# Provided text
# # #
Each month, we shine a spotlight on partners who are using budget advocacy to bring transformational change to their communities. This month, we talked with Rommel Rodríguez, Macroeconomics and Development Area Coordinator, and Jaime López, Transparency Researcher, both from the National Development Foundation (FUNDE) in El Salvador.
Q: What is FUNDE’s area of work and main aims?
A: FUNDE has four areas of work: Macroeconomics and Development, Transparency, Citizen Security, and Territorial (urban, rural, and environmental) Development. Our mission is to work for a fair, open, supportive, and sustainable society. Our vision is to generate innovative thinking, proposals, and actions in the field of development. In 2008, we started to work more on fiscal affairs from a macroeconomic lens, and more recently we began to focus more of our work on engaging the broader public in how budgetary matters impact their lives.
Q: Describe the partnership between FUNDE and the Central American Institute for Fiscal Studies (ICEFI)?
A: In general, it is a relationship based on mutual consultation. There have also been opportunities to collectively host events or advocacy activities. For example, FUNDE, ICEFI and other organizations recently made a joint statement on the possible loan agreement between the IMF and El Salvador and the use of bitcoin in the country. We also work together to co-lead the Citizen Oversight Committee of the Legislative Assembly of El Salvador, which is playing a critical oversight role in monitoring public spending on COVID relief.
Both organizations are part of the Global Initiative for Fiscal Transparency, the Latin American and Caribbean Tax Justice Network, and the Central American Tax Justice Network, and share an interest in promoting tax transparency and public participation in tax decisions. Together with eight other organizations from Central America, FUNDE and ICEFI recently created the Center Against Corruption and Impunity in the North of Central America, where we seek to address transparency and corruption in the governments of the Northern Triangle.
Q: What have you and FUNDE gained from the partnership with IBP and our training and advocacy initiative?
# # #
# Given entries
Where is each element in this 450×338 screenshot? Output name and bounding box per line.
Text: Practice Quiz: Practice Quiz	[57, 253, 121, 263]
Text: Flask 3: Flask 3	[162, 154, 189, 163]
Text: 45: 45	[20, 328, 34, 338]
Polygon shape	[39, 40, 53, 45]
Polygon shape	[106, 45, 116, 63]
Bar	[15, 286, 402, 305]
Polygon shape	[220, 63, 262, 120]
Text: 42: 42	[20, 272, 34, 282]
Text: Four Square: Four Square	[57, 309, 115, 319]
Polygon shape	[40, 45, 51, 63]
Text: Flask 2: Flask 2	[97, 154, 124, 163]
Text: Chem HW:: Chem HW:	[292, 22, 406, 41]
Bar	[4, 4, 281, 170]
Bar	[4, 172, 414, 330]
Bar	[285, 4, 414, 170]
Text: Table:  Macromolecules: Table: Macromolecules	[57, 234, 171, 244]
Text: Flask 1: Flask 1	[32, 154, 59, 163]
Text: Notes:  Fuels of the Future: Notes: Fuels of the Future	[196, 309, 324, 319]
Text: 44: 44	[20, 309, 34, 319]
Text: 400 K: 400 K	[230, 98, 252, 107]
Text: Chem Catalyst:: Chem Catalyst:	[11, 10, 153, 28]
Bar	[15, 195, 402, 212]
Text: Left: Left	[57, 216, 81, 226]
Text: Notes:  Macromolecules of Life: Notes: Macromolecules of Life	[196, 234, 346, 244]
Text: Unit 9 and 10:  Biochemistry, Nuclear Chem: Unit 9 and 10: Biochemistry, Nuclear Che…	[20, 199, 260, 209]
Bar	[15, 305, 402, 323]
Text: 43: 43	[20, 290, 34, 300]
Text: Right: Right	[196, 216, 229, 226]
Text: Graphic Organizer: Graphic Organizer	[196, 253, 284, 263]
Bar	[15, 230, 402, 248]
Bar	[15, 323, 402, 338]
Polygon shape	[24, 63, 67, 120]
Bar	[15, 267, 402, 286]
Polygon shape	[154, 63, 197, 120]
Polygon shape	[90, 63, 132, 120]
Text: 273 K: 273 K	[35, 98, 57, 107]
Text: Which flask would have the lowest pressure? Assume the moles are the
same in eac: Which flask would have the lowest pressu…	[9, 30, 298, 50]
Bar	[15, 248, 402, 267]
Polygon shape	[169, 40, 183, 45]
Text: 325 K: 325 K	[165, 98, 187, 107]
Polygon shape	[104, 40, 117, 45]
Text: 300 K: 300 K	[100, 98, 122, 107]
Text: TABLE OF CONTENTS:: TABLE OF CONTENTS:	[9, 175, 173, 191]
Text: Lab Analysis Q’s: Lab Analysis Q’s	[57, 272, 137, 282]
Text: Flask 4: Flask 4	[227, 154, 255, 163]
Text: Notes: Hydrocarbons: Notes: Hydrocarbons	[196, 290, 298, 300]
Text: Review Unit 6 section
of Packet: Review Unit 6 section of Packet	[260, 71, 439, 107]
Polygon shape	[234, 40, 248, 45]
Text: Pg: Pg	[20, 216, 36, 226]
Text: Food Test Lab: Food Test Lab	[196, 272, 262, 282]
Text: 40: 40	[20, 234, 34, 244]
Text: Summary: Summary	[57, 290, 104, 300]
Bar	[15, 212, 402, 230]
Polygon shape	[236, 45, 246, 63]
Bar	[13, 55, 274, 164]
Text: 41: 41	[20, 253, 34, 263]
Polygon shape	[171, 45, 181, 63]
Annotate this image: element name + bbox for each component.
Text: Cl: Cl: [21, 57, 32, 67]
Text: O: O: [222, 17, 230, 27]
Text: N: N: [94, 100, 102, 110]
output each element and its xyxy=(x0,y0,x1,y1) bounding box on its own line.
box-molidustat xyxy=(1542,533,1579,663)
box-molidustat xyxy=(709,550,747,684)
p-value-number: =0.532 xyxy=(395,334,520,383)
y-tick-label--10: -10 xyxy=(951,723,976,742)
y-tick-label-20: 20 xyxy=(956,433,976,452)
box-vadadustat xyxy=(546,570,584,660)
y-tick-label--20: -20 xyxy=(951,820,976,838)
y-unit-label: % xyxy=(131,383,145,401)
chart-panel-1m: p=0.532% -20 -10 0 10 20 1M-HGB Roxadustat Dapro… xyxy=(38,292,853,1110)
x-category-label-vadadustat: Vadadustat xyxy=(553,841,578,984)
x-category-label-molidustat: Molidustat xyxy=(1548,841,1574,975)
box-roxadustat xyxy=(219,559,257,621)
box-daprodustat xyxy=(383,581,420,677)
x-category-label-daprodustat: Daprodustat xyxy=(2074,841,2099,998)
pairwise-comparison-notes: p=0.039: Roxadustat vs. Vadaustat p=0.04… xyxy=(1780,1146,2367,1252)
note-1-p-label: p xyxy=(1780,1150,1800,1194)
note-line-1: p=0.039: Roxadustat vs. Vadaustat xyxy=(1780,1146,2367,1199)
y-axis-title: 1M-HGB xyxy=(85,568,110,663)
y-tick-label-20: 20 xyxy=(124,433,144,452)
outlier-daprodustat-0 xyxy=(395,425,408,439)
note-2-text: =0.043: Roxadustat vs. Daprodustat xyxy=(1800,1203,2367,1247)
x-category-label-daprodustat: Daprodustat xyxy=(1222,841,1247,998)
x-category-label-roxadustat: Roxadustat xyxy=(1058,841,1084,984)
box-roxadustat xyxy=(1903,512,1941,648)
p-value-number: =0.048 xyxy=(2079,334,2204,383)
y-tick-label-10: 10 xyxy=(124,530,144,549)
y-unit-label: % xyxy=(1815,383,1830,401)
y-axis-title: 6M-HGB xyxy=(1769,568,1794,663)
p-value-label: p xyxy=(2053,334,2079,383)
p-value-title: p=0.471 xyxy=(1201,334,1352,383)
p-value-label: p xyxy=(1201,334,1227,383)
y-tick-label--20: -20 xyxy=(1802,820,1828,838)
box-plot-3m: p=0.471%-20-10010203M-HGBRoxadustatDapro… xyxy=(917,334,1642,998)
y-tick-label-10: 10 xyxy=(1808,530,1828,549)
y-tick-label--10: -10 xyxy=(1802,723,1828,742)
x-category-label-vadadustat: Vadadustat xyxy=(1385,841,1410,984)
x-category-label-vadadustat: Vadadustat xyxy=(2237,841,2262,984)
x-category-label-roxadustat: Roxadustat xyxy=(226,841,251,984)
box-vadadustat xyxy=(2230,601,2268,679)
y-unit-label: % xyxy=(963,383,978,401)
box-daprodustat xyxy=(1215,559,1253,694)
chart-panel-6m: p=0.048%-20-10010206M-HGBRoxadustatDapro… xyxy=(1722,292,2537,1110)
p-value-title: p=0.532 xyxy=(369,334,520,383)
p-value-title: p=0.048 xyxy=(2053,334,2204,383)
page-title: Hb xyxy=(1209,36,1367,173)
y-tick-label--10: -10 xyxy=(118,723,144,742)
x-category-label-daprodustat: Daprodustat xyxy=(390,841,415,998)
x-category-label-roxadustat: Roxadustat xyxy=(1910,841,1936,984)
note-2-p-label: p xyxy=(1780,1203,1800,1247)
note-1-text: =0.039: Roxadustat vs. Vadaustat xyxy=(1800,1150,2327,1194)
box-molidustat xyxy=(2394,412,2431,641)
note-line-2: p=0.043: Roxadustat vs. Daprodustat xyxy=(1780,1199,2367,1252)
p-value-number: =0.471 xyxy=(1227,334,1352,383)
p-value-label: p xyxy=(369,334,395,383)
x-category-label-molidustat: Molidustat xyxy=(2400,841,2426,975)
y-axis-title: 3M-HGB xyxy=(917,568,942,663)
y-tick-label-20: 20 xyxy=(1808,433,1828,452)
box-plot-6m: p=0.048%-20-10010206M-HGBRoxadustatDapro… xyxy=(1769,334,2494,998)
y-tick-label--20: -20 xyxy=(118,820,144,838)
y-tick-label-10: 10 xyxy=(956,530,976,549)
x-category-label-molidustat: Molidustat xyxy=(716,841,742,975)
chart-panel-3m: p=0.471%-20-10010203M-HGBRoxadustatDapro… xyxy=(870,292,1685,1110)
# # #
# Task item
Return the part of the FUNDE interview from "Each month, we" up to and including "in El Salvador.", copied word for word.

# Solution to the problem
Each month, we shine a spotlight on partners who are using budget advocacy to bring transformational change to their communities. This month, we talked with Rommel Rodríguez, Macroeconomics and Development Area Coordinator, and Jaime López, Transparency Researcher, both from the National Development Foundation (FUNDE) in El Salvador.